> _DOCUMENT TEXT_:
──────
When there is a disruption to the circadian rhythm, there are some consequences we soon experience, such as increased fat storage, depression, diabetes and/or bipolar disorder. When a person has not had adequate sleep for an extended period, their sleep cycle informs them that they need to have rest. The result is the feeling of drowsiness.

 

Sleep Time

The timing that is set for both sleep and wakefulness can differ during a 24-hour span. At 2 – 4am, most adults will find they are very sleepy. Interesting, it turns out that we are also driven to sleep between 1 – 3 pm. Those with sleeplessness, requiring an insomnia treatment, are those that will suffer the most at these times of the day. This reality is all thanks to our natural circadian rhythm.

 

Sleep Cycles and Brain Waves

 

Gamma

  • The “Insight” brainwave
  • The fastest frequency of all brain waves
  • Linked to the high-level information processing

Beta

  • “Waking Consciousness”
  • Responsible for reasoning

Alpha

  • Present mostly in deep relaxation.
  • When we are awake, alpha may slip us into a daydream
  • Alpha brainwaves help us with light meditation.
  • Alpha brain waves help focus us through the quiet balancing of the mind
  • Alpha brain waves are present when our intuitive facilities are optimised

Theta

  • Light meditation and sleeping brainwave.
  • It includes REM dream state.

Delta

  • Deep REM sleep brainwave
  • Realm of the unconscious mind
  • Linked to repair and regeneration
  • The reason it is called delta sleep is because of the presence of high-amplitude, low-frequency delta waves. These are witnessed in a patient’s EEG.
──────
[Document layout detection lines]
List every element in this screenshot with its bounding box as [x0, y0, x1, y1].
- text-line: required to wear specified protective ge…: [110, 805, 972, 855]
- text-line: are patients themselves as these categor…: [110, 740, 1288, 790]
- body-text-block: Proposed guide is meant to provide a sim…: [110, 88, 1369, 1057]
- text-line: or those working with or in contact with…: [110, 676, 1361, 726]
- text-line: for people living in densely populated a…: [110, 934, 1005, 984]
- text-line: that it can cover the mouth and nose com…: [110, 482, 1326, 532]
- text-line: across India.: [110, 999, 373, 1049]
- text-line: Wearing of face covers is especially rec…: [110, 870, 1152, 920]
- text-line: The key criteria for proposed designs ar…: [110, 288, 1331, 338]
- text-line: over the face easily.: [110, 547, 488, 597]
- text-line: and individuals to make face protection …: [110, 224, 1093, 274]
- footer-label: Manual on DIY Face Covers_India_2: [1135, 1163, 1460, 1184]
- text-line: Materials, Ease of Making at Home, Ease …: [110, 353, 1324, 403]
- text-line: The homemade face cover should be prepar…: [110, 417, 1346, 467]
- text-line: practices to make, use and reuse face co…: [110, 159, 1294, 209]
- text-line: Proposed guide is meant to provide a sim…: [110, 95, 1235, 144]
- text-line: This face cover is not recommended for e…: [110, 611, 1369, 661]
──────
> _TASK REQUIREMENTS_:
a) According to the text on sleep, why is delta sleep given that name? Answer in one to three sentences.
b) Turn the paragraph in the text on sleep that begins "The timing that is set" into a short list, keeping its main facts.
c) From the text on sleep, retype the passage starting with "When there is" and going on through "natural circadian rhythm.".
These lines are separate material and have nothing to do with the text on sleep.

> _RESULTS IN ORDER_:
a) Delta sleep gets its name from the high-amplitude, low-frequency delta waves present during it. These waves can be seen in a patient's EEG.

b)
- Sleep and wake timing can vary across a 24-hour span.
- Most adults feel very sleepy between 2 and 4 am.
- People are also driven to sleep between 1 and 3 pm.
- People with sleeplessness who need insomnia treatment suffer most at these times.
- This pattern is due to our natural circadian rhythm.

c)
When there is a disruption to the circadian rhythm, there are some consequences we soon experience, such as increased fat storage, depression, diabetes and/or bipolar disorder. When a person has not had adequate sleep for an extended period, their sleep cycle informs them that they need to have rest. The result is the feeling of drowsiness.

 

Sleep Time

The timing that is set for both sleep and wakefulness can differ during a 24-hour span. At 2 – 4am, most adults will find they are very sleepy. Interesting, it turns out that we are also driven to sleep between 1 – 3 pm. Those with sleeplessness, requiring an insomnia treatment, are those that will suffer the most at these times of the day. This reality is all thanks to our natural circadian rhythm.